▶ _Work to do_: Count, in the entries below, the lines in which "وكذلك" occurs. Give the number, nothing more.

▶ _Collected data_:
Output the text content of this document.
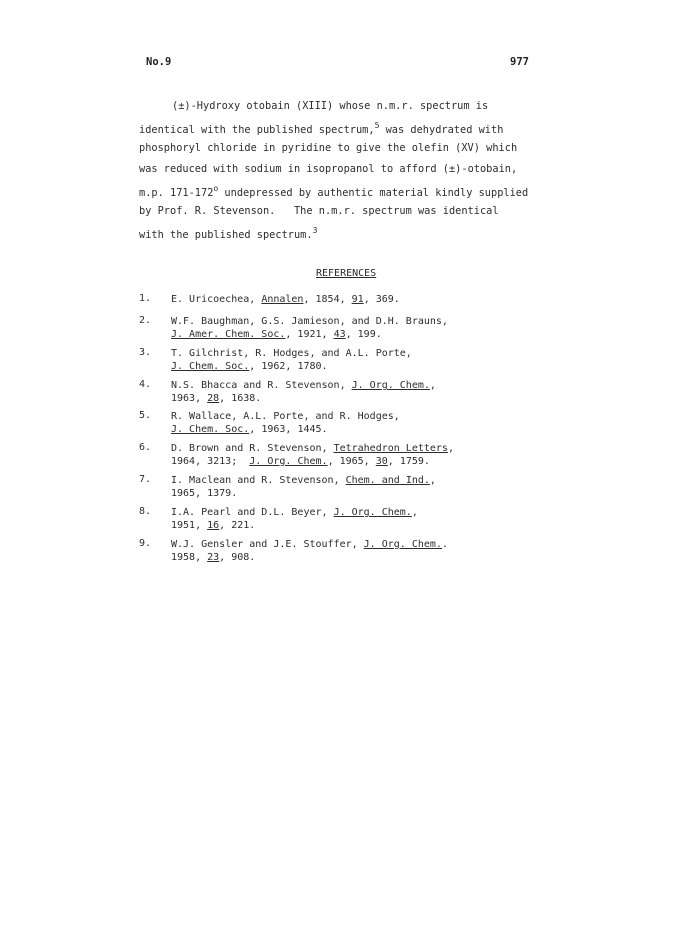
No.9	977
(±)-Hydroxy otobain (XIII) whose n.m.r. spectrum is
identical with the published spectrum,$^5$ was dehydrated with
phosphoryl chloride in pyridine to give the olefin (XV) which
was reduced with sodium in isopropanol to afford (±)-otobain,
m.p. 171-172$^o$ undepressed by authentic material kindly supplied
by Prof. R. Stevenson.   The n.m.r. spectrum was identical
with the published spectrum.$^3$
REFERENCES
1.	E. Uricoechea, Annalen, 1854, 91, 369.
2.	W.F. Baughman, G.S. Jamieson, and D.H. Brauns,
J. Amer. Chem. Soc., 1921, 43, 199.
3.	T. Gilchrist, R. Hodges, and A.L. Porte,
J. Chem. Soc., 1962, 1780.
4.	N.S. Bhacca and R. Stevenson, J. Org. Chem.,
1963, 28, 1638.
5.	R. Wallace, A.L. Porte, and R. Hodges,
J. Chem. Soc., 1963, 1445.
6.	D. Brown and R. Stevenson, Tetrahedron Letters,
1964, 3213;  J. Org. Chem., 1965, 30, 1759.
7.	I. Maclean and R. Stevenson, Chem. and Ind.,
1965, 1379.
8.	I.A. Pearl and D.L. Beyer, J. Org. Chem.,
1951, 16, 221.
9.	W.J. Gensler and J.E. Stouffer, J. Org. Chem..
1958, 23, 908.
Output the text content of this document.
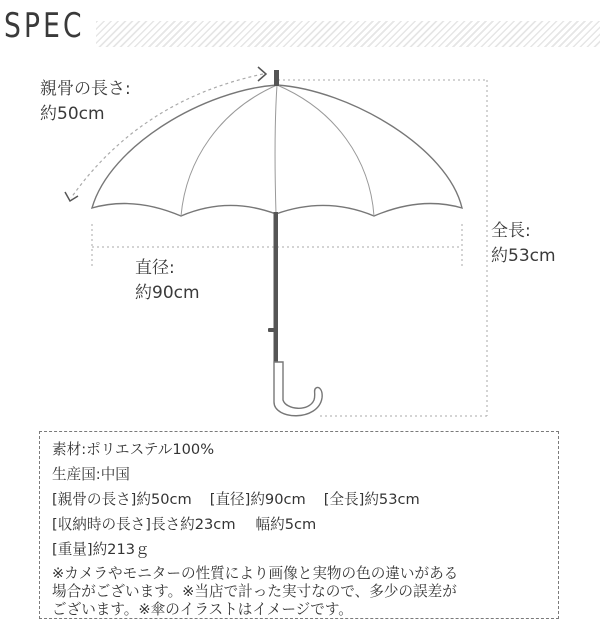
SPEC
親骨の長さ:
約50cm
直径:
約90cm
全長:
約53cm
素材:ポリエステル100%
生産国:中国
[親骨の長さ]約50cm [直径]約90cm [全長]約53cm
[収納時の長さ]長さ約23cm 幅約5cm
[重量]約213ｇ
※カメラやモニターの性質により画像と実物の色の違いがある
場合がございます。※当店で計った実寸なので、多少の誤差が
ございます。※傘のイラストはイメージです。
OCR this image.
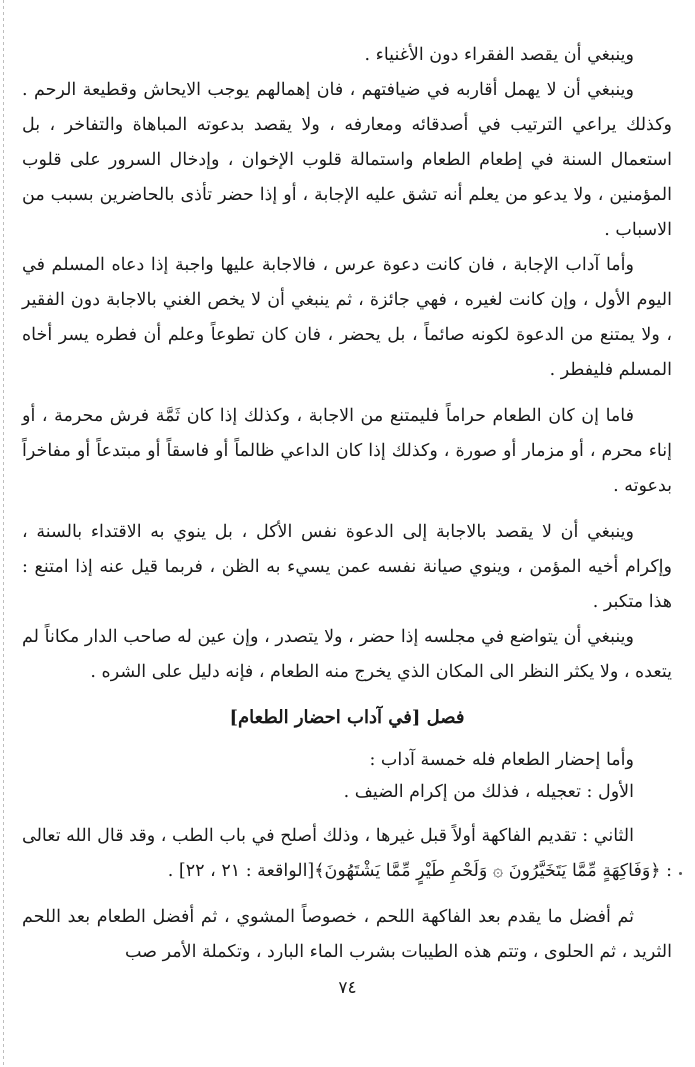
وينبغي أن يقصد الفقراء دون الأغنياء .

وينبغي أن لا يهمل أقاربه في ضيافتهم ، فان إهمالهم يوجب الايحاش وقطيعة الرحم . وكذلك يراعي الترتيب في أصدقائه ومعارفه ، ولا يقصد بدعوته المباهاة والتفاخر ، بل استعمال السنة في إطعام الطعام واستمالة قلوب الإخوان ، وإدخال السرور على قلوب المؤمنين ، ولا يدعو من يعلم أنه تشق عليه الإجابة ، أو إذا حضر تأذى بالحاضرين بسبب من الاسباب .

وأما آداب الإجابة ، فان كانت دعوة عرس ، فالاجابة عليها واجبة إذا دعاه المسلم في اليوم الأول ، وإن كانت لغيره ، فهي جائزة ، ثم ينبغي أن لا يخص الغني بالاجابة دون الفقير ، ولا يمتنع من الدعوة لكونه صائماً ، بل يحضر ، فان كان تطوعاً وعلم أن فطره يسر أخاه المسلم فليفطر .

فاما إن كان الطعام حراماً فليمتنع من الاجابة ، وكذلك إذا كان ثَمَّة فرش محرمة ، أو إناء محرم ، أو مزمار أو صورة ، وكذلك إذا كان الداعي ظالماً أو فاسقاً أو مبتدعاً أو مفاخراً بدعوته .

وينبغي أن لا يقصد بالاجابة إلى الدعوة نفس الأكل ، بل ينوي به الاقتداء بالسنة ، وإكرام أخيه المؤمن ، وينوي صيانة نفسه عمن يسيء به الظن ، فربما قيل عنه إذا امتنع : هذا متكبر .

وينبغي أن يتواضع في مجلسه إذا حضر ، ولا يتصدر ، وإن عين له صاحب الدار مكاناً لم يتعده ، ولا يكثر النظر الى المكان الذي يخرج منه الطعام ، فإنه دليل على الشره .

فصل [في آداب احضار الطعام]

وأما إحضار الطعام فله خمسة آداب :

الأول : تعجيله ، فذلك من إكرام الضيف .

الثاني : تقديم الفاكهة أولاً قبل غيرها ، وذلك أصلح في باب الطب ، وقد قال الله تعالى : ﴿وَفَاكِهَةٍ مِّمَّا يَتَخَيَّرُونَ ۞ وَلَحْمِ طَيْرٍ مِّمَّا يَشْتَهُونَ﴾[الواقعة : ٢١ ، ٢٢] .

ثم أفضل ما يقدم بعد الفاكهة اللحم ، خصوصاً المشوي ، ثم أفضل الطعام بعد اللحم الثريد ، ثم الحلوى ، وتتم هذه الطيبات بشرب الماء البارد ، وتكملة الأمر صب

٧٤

▶ _Response to this task_: 2